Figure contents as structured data
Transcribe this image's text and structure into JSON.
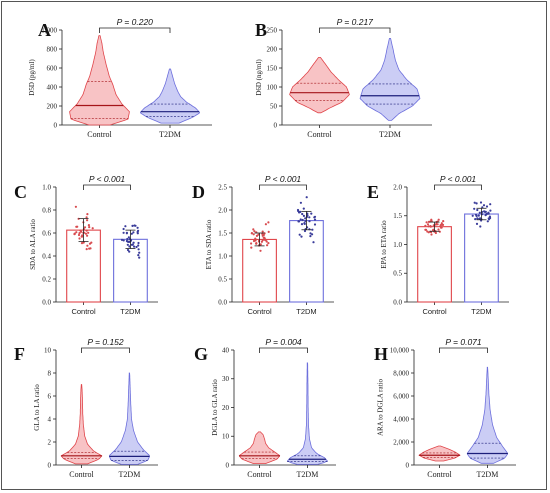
{
  "chart_data": [
    {
      "panel": "A",
      "type": "violin",
      "ylabel": "D5D (pg/ml)",
      "ylim": [
        0,
        1000
      ],
      "yticks": [
        0,
        200,
        400,
        600,
        800,
        1000
      ],
      "ytick_labels": [
        "0",
        "200",
        "400",
        "600",
        "800",
        "1,000"
      ],
      "categories": [
        "Control",
        "T2DM"
      ],
      "p_label": "P = 0.220",
      "series": [
        {
          "median": 205,
          "q1": 70,
          "q3": 460,
          "min": 0,
          "max": 940,
          "profile": [
            [
              0,
              0.35
            ],
            [
              60,
              0.95
            ],
            [
              140,
              1.0
            ],
            [
              220,
              0.75
            ],
            [
              320,
              0.55
            ],
            [
              420,
              0.45
            ],
            [
              520,
              0.32
            ],
            [
              640,
              0.22
            ],
            [
              760,
              0.13
            ],
            [
              860,
              0.08
            ],
            [
              940,
              0.02
            ]
          ]
        },
        {
          "median": 140,
          "q1": 90,
          "q3": 220,
          "min": 20,
          "max": 590,
          "profile": [
            [
              20,
              0.3
            ],
            [
              80,
              0.75
            ],
            [
              130,
              1.0
            ],
            [
              180,
              0.85
            ],
            [
              240,
              0.55
            ],
            [
              300,
              0.35
            ],
            [
              360,
              0.25
            ],
            [
              440,
              0.15
            ],
            [
              520,
              0.08
            ],
            [
              590,
              0.02
            ]
          ]
        }
      ]
    },
    {
      "panel": "B",
      "type": "violin",
      "ylabel": "D6D (ng/ml)",
      "ylim": [
        0,
        250
      ],
      "yticks": [
        0,
        50,
        100,
        150,
        200,
        250
      ],
      "ytick_labels": [
        "0",
        "50",
        "100",
        "150",
        "200",
        "250"
      ],
      "categories": [
        "Control",
        "T2DM"
      ],
      "p_label": "P = 0.217",
      "series": [
        {
          "median": 85,
          "q1": 65,
          "q3": 110,
          "min": 32,
          "max": 178,
          "profile": [
            [
              32,
              0.05
            ],
            [
              45,
              0.35
            ],
            [
              60,
              0.75
            ],
            [
              80,
              1.0
            ],
            [
              100,
              0.9
            ],
            [
              120,
              0.62
            ],
            [
              140,
              0.38
            ],
            [
              160,
              0.2
            ],
            [
              178,
              0.03
            ]
          ]
        },
        {
          "median": 77,
          "q1": 55,
          "q3": 108,
          "min": 12,
          "max": 228,
          "profile": [
            [
              12,
              0.05
            ],
            [
              30,
              0.3
            ],
            [
              50,
              0.75
            ],
            [
              70,
              1.0
            ],
            [
              95,
              0.9
            ],
            [
              120,
              0.55
            ],
            [
              145,
              0.3
            ],
            [
              170,
              0.18
            ],
            [
              200,
              0.1
            ],
            [
              228,
              0.02
            ]
          ]
        }
      ]
    },
    {
      "panel": "C",
      "type": "bar",
      "ylabel": "SDA to ALA ratio",
      "ylim": [
        0,
        1.0
      ],
      "yticks": [
        0,
        0.2,
        0.4,
        0.6,
        0.8,
        1.0
      ],
      "ytick_labels": [
        "0.0",
        "0.2",
        "0.4",
        "0.6",
        "0.8",
        "1.0"
      ],
      "categories": [
        "Control",
        "T2DM"
      ],
      "p_label": "P < 0.001",
      "series": [
        {
          "mean": 0.625,
          "sd": 0.1,
          "pmin": 0.43,
          "pmax": 0.85
        },
        {
          "mean": 0.545,
          "sd": 0.08,
          "pmin": 0.38,
          "pmax": 0.78
        }
      ]
    },
    {
      "panel": "D",
      "type": "bar",
      "ylabel": "ETA to SDA ratio",
      "ylim": [
        0,
        2.5
      ],
      "yticks": [
        0,
        0.5,
        1.0,
        1.5,
        2.0,
        2.5
      ],
      "ytick_labels": [
        "0.0",
        "0.5",
        "1.0",
        "1.5",
        "2.0",
        "2.5"
      ],
      "categories": [
        "Control",
        "T2DM"
      ],
      "p_label": "P < 0.001",
      "series": [
        {
          "mean": 1.36,
          "sd": 0.14,
          "pmin": 1.1,
          "pmax": 1.75
        },
        {
          "mean": 1.77,
          "sd": 0.2,
          "pmin": 1.3,
          "pmax": 2.3
        }
      ]
    },
    {
      "panel": "E",
      "type": "bar",
      "ylabel": "EPA to ETA ratio",
      "ylim": [
        0,
        2.0
      ],
      "yticks": [
        0,
        0.5,
        1.0,
        1.5,
        2.0
      ],
      "ytick_labels": [
        "0.0",
        "0.5",
        "1.0",
        "1.5",
        "2.0"
      ],
      "categories": [
        "Control",
        "T2DM"
      ],
      "p_label": "P < 0.001",
      "series": [
        {
          "mean": 1.31,
          "sd": 0.08,
          "pmin": 1.15,
          "pmax": 1.48
        },
        {
          "mean": 1.53,
          "sd": 0.1,
          "pmin": 1.3,
          "pmax": 1.73
        }
      ]
    },
    {
      "panel": "F",
      "type": "violin",
      "ylabel": "GLA to LA ratio",
      "ylim": [
        0,
        10
      ],
      "yticks": [
        0,
        2,
        4,
        6,
        8,
        10
      ],
      "ytick_labels": [
        "0",
        "2",
        "4",
        "6",
        "8",
        "10"
      ],
      "categories": [
        "Control",
        "T2DM"
      ],
      "p_label": "P = 0.152",
      "series": [
        {
          "median": 0.8,
          "q1": 0.55,
          "q3": 1.1,
          "min": 0.1,
          "max": 7.0,
          "profile": [
            [
              0.1,
              0.3
            ],
            [
              0.5,
              0.85
            ],
            [
              0.8,
              1.0
            ],
            [
              1.2,
              0.6
            ],
            [
              1.8,
              0.3
            ],
            [
              2.5,
              0.16
            ],
            [
              3.5,
              0.09
            ],
            [
              4.5,
              0.06
            ],
            [
              5.5,
              0.05
            ],
            [
              6.5,
              0.03
            ],
            [
              7.0,
              0.01
            ]
          ]
        },
        {
          "median": 0.75,
          "q1": 0.4,
          "q3": 1.2,
          "min": 0.05,
          "max": 8.0,
          "profile": [
            [
              0.05,
              0.4
            ],
            [
              0.4,
              0.9
            ],
            [
              0.8,
              1.0
            ],
            [
              1.3,
              0.7
            ],
            [
              2.0,
              0.4
            ],
            [
              3.0,
              0.2
            ],
            [
              4.0,
              0.1
            ],
            [
              5.5,
              0.06
            ],
            [
              7.0,
              0.03
            ],
            [
              8.0,
              0.01
            ]
          ]
        }
      ]
    },
    {
      "panel": "G",
      "type": "violin",
      "ylabel": "DGLA to GLA ratio",
      "ylim": [
        0,
        40
      ],
      "yticks": [
        0,
        10,
        20,
        30,
        40
      ],
      "ytick_labels": [
        "0",
        "10",
        "20",
        "30",
        "40"
      ],
      "categories": [
        "Control",
        "T2DM"
      ],
      "p_label": "P = 0.004",
      "series": [
        {
          "median": 3.2,
          "q1": 2.2,
          "q3": 4.5,
          "min": 0.5,
          "max": 11.5,
          "profile": [
            [
              0.5,
              0.3
            ],
            [
              2.0,
              0.85
            ],
            [
              3.2,
              1.0
            ],
            [
              4.5,
              0.75
            ],
            [
              6.0,
              0.45
            ],
            [
              7.5,
              0.3
            ],
            [
              9.0,
              0.25
            ],
            [
              10.5,
              0.18
            ],
            [
              11.5,
              0.05
            ]
          ]
        },
        {
          "median": 2.0,
          "q1": 1.2,
          "q3": 3.2,
          "min": 0.2,
          "max": 35.5,
          "profile": [
            [
              0.2,
              0.5
            ],
            [
              1.2,
              1.0
            ],
            [
              2.5,
              0.85
            ],
            [
              4.0,
              0.45
            ],
            [
              6.0,
              0.2
            ],
            [
              9.0,
              0.1
            ],
            [
              14.0,
              0.05
            ],
            [
              20.0,
              0.035
            ],
            [
              28.0,
              0.025
            ],
            [
              35.5,
              0.01
            ]
          ]
        }
      ]
    },
    {
      "panel": "H",
      "type": "violin",
      "ylabel": "ARA to DGLA ratio",
      "ylim": [
        0,
        10000
      ],
      "yticks": [
        0,
        2000,
        4000,
        6000,
        8000,
        10000
      ],
      "ytick_labels": [
        "0",
        "2,000",
        "4,000",
        "6,000",
        "8,000",
        "10,000"
      ],
      "categories": [
        "Control",
        "T2DM"
      ],
      "p_label": "P = 0.071",
      "series": [
        {
          "median": 850,
          "q1": 650,
          "q3": 1050,
          "min": 350,
          "max": 1650,
          "profile": [
            [
              350,
              0.2
            ],
            [
              600,
              0.75
            ],
            [
              850,
              1.0
            ],
            [
              1100,
              0.8
            ],
            [
              1350,
              0.5
            ],
            [
              1650,
              0.05
            ]
          ]
        },
        {
          "median": 1000,
          "q1": 600,
          "q3": 1900,
          "min": 150,
          "max": 8500,
          "profile": [
            [
              150,
              0.3
            ],
            [
              600,
              0.85
            ],
            [
              1000,
              1.0
            ],
            [
              1600,
              0.75
            ],
            [
              2400,
              0.45
            ],
            [
              3500,
              0.25
            ],
            [
              4800,
              0.13
            ],
            [
              6200,
              0.07
            ],
            [
              7400,
              0.04
            ],
            [
              8500,
              0.01
            ]
          ]
        }
      ]
    }
  ],
  "colors": {
    "control_line": "#e0454a",
    "control_fill": "#f7b9bb",
    "t2dm_line": "#6d6fdc",
    "t2dm_fill": "#c2c4f3",
    "control_dot": "#d84b4f",
    "t2dm_dot": "#3a3c9a"
  }
}
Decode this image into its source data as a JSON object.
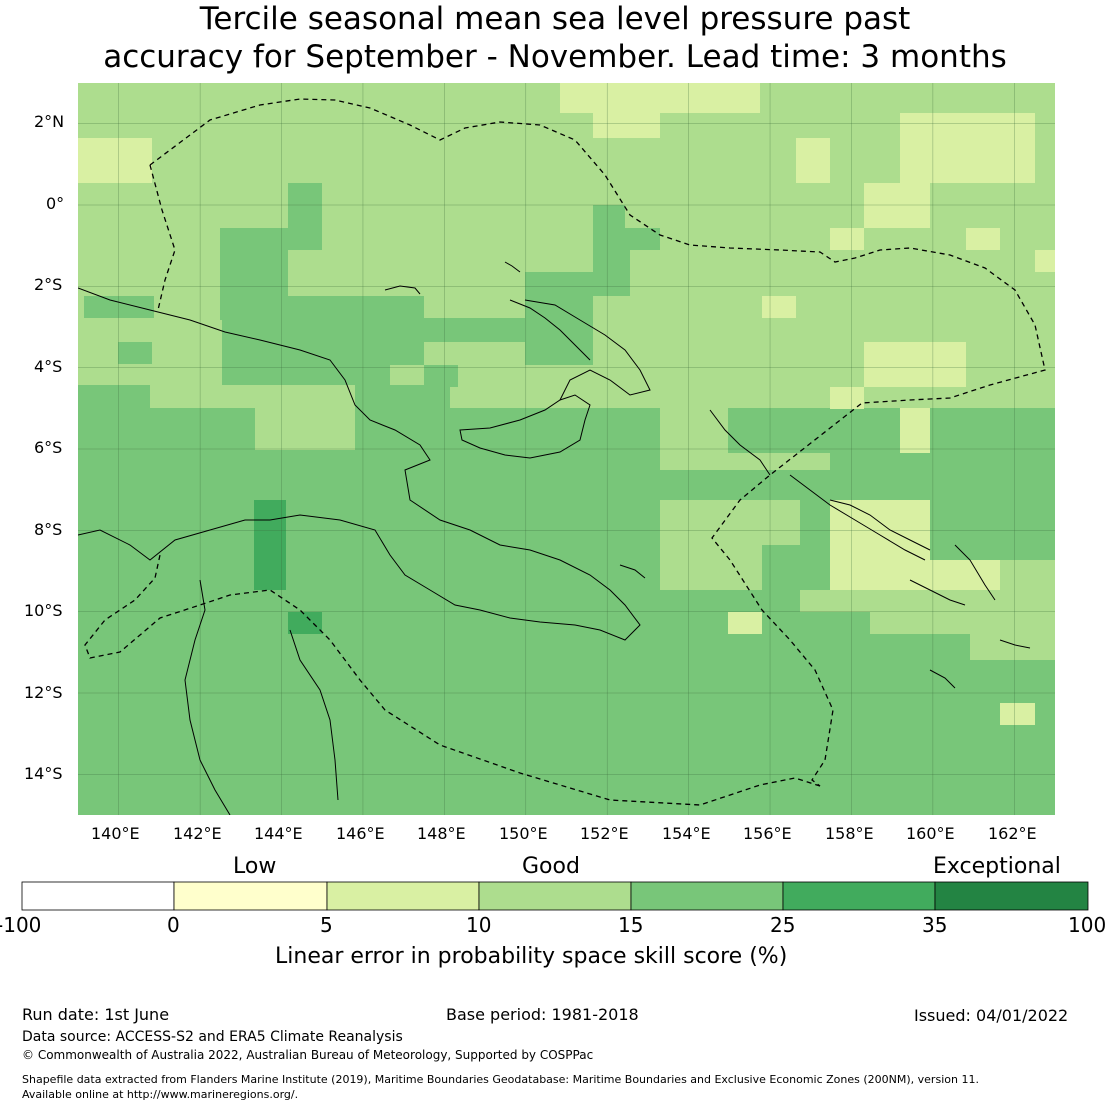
{
  "title": {
    "line1": "Tercile seasonal mean sea level pressure past",
    "line2": "accuracy for September - November. Lead time: 3 months"
  },
  "map": {
    "lat_labels": [
      "2°N",
      "0°",
      "2°S",
      "4°S",
      "6°S",
      "8°S",
      "10°S",
      "12°S",
      "14°S"
    ],
    "lon_labels": [
      "140°E",
      "142°E",
      "144°E",
      "146°E",
      "148°E",
      "150°E",
      "152°E",
      "154°E",
      "156°E",
      "158°E",
      "160°E",
      "162°E"
    ],
    "lon_range": [
      139,
      163
    ],
    "lat_range": [
      -15,
      3
    ],
    "skill_grid_note": "",
    "boundary_style": "dashed",
    "colors": {
      "ocean_good": "#79c679",
      "land_good": "#addd8e",
      "fair": "#d9f0a3",
      "very_good": "#41ab5d"
    }
  },
  "colorbar": {
    "categories": [
      "Low",
      "Good",
      "Exceptional"
    ],
    "ticks": [
      "-100",
      "0",
      "5",
      "10",
      "15",
      "25",
      "35",
      "100"
    ],
    "colors": [
      "#ffffff",
      "#ffffcc",
      "#d9f0a3",
      "#addd8e",
      "#78c679",
      "#41ab5d",
      "#238443"
    ],
    "label": "Linear error in probability space skill score (%)"
  },
  "footer": {
    "run_date": "Run date: 1st June",
    "base_period": "Base period: 1981-2018",
    "issued": "Issued: 04/01/2022",
    "data_source": "Data source: ACCESS-S2 and ERA5 Climate Reanalysis",
    "copyright": "© Commonwealth of Australia 2022, Australian Bureau of Meteorology, Supported by COSPPac",
    "shapefile_line1": "Shapefile data extracted from Flanders Marine Institute (2019), Maritime Boundaries Geodatabase: Maritime Boundaries and Exclusive Economic Zones (200NM), version 11.",
    "shapefile_line2": "Available online at http://www.marineregions.org/."
  }
}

• Task details:
Leaving the pictures out, set down exactly the lines from the one with "Decode this image" through the end of the records.

• Result of this task:
Decode this image into its source data as a JSON object.
{
  "title": {
    "line1": "Tercile seasonal mean sea level pressure past",
    "line2": "accuracy for September - November. Lead time: 3 months"
  },
  "map": {
    "lat_labels": [
      "2°N",
      "0°",
      "2°S",
      "4°S",
      "6°S",
      "8°S",
      "10°S",
      "12°S",
      "14°S"
    ],
    "lon_labels": [
      "140°E",
      "142°E",
      "144°E",
      "146°E",
      "148°E",
      "150°E",
      "152°E",
      "154°E",
      "156°E",
      "158°E",
      "160°E",
      "162°E"
    ],
    "lon_range": [
      139,
      163
    ],
    "lat_range": [
      -15,
      3
    ],
    "skill_grid_note": "",
    "boundary_style": "dashed",
    "colors": {
      "ocean_good": "#79c679",
      "land_good": "#addd8e",
      "fair": "#d9f0a3",
      "very_good": "#41ab5d"
    }
  },
  "colorbar": {
    "categories": [
      "Low",
      "Good",
      "Exceptional"
    ],
    "ticks": [
      "-100",
      "0",
      "5",
      "10",
      "15",
      "25",
      "35",
      "100"
    ],
    "colors": [
      "#ffffff",
      "#ffffcc",
      "#d9f0a3",
      "#addd8e",
      "#78c679",
      "#41ab5d",
      "#238443"
    ],
    "label": "Linear error in probability space skill score (%)"
  },
  "footer": {
    "run_date": "Run date: 1st June",
    "base_period": "Base period: 1981-2018",
    "issued": "Issued: 04/01/2022",
    "data_source": "Data source: ACCESS-S2 and ERA5 Climate Reanalysis",
    "copyright": "© Commonwealth of Australia 2022, Australian Bureau of Meteorology, Supported by COSPPac",
    "shapefile_line1": "Shapefile data extracted from Flanders Marine Institute (2019), Maritime Boundaries Geodatabase: Maritime Boundaries and Exclusive Economic Zones (200NM), version 11.",
    "shapefile_line2": "Available online at http://www.marineregions.org/."
  }
}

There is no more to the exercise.